Using the data below, gather each line that includes the word "JSON".
** start MATERIAL SHOWN **
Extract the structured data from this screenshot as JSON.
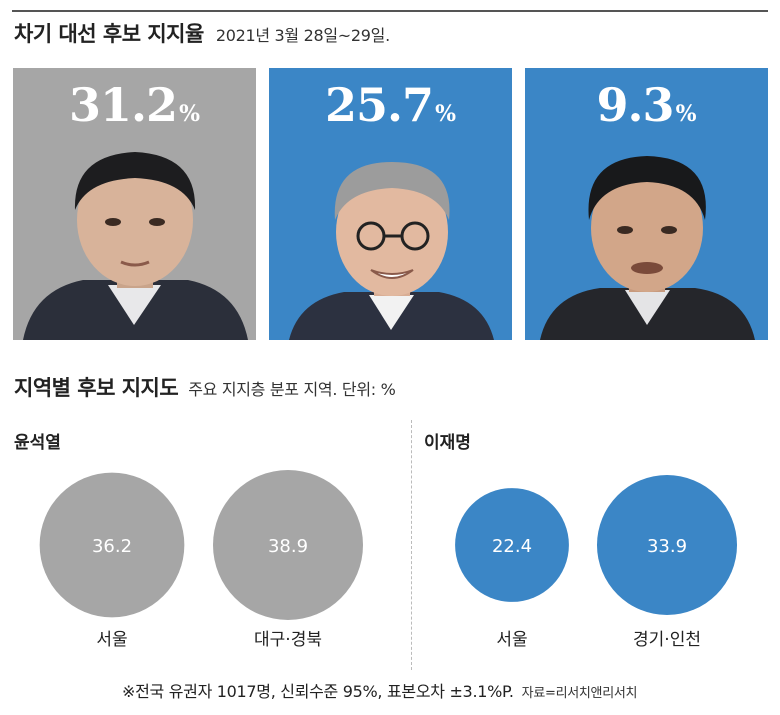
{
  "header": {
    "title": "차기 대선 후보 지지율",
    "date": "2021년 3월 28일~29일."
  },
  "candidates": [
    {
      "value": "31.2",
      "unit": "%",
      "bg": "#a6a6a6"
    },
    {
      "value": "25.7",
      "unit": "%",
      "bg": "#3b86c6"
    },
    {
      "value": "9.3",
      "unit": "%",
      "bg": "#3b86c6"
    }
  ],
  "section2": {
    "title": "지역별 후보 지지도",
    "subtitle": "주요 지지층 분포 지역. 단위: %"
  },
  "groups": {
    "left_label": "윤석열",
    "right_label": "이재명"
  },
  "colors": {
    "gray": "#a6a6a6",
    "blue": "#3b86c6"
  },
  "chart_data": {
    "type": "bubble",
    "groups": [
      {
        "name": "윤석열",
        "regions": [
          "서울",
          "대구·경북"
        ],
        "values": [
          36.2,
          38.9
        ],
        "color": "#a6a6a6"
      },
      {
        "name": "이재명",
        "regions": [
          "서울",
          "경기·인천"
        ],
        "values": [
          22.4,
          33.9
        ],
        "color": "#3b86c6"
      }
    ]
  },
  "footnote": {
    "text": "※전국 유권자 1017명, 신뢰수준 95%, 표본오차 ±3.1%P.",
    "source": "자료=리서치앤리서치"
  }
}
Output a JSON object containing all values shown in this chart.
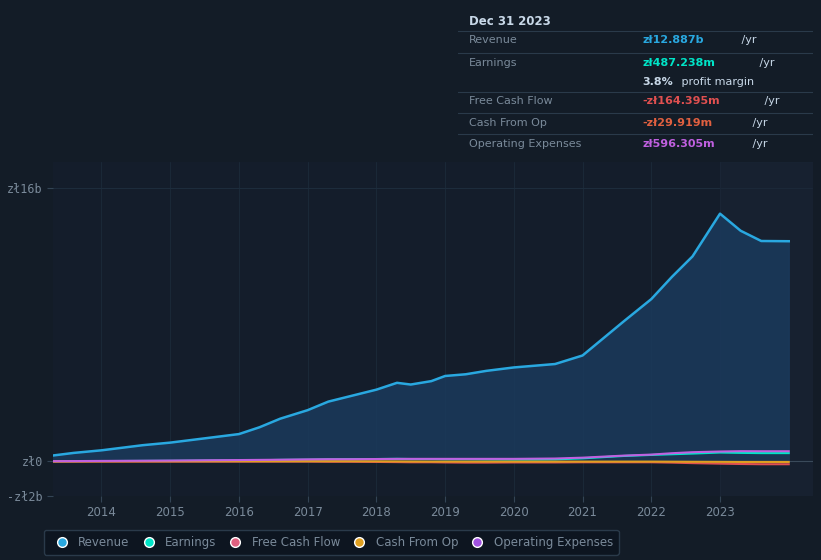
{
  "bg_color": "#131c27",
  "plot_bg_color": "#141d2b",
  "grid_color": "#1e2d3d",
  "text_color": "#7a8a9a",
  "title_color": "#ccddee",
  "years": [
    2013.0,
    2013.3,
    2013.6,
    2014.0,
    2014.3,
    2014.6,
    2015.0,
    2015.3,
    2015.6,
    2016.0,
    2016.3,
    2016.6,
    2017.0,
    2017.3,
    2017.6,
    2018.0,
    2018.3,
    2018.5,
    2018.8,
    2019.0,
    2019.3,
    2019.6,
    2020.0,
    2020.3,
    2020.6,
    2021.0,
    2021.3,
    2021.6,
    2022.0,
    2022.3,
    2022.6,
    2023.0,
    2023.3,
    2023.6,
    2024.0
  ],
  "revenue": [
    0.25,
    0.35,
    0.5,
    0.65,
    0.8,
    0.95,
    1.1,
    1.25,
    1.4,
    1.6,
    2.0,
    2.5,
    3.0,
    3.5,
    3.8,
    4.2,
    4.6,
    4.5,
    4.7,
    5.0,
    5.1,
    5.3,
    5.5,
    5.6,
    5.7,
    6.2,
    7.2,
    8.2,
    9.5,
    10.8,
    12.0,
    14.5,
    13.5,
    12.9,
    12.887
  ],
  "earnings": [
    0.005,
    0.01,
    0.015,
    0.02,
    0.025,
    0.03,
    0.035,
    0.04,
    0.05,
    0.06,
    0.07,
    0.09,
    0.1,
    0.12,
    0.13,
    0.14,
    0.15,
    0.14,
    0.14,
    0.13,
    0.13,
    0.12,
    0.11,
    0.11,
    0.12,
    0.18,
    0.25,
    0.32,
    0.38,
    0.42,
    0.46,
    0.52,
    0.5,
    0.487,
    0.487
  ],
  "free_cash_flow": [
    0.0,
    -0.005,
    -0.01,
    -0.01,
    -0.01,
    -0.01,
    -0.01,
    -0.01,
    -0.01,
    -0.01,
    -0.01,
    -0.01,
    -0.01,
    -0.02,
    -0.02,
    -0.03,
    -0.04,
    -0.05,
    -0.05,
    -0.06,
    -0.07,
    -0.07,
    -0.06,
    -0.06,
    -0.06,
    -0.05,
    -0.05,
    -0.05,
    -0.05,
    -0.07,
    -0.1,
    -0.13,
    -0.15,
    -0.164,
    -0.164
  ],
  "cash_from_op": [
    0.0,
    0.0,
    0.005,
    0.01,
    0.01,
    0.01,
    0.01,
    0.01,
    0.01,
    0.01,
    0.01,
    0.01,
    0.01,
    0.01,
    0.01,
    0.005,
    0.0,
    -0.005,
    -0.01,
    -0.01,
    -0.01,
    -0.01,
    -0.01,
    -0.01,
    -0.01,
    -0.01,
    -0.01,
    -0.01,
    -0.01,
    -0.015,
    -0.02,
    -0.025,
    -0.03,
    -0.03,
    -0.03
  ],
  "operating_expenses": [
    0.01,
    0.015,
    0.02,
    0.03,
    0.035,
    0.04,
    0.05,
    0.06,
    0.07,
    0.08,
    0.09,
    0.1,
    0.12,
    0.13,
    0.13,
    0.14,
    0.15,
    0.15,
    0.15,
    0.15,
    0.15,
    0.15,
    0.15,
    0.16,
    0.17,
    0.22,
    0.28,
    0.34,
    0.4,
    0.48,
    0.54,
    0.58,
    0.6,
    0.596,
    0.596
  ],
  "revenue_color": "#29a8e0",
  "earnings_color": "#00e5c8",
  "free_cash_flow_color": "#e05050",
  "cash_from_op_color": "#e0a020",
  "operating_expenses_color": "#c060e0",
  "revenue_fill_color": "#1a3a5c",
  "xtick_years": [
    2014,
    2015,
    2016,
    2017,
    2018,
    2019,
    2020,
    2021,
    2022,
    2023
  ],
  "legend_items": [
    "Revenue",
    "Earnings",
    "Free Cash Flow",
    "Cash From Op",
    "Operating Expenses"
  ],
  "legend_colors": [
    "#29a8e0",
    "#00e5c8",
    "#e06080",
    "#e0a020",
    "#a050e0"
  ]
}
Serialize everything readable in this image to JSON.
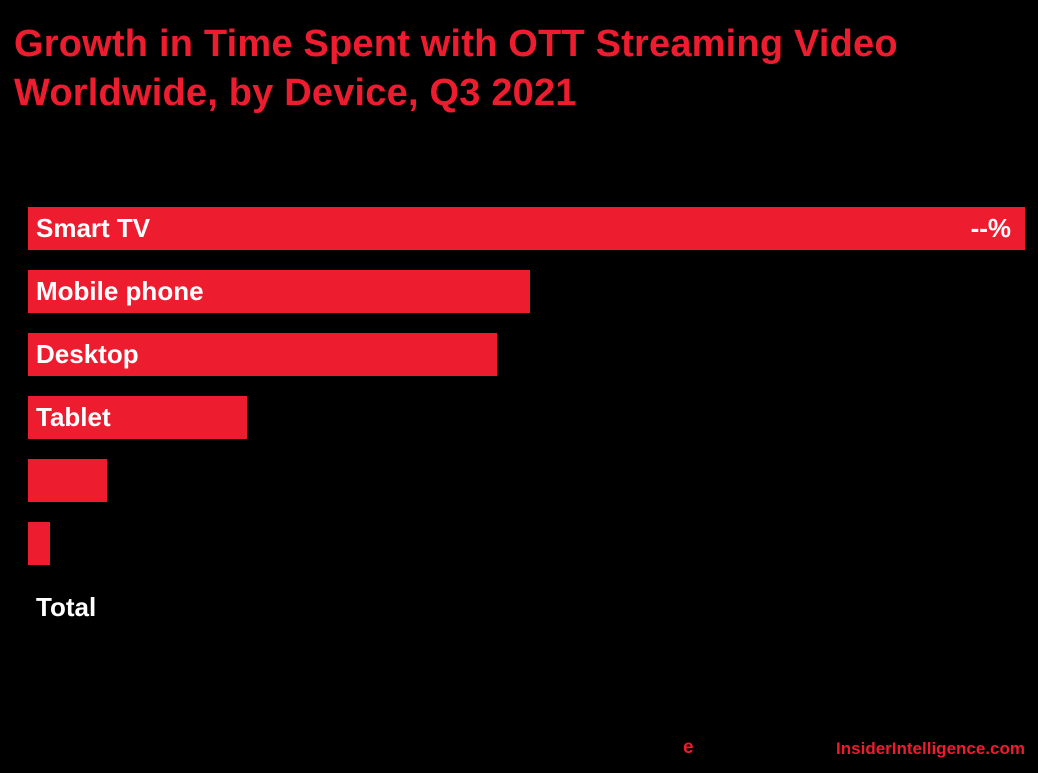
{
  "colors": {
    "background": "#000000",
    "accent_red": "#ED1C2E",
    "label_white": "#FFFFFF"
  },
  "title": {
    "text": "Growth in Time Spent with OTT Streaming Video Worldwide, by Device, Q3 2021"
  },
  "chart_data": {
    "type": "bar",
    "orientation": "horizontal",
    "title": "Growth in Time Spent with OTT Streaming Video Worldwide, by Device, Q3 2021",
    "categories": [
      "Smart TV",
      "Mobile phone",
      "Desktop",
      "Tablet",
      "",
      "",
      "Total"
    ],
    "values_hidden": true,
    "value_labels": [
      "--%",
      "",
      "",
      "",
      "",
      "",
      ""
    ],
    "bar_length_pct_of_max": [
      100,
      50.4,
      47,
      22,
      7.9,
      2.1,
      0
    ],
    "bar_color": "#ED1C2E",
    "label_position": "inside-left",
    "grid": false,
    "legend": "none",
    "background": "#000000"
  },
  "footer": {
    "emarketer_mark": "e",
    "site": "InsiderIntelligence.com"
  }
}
** end MATERIAL SHOWN **
» **ANSWER FOR THE TASK**:
Extract the structured data from this screenshot as JSON.
Output a JSON object containing all values shown in this chart.
Serialize everything readable in this image to JSON.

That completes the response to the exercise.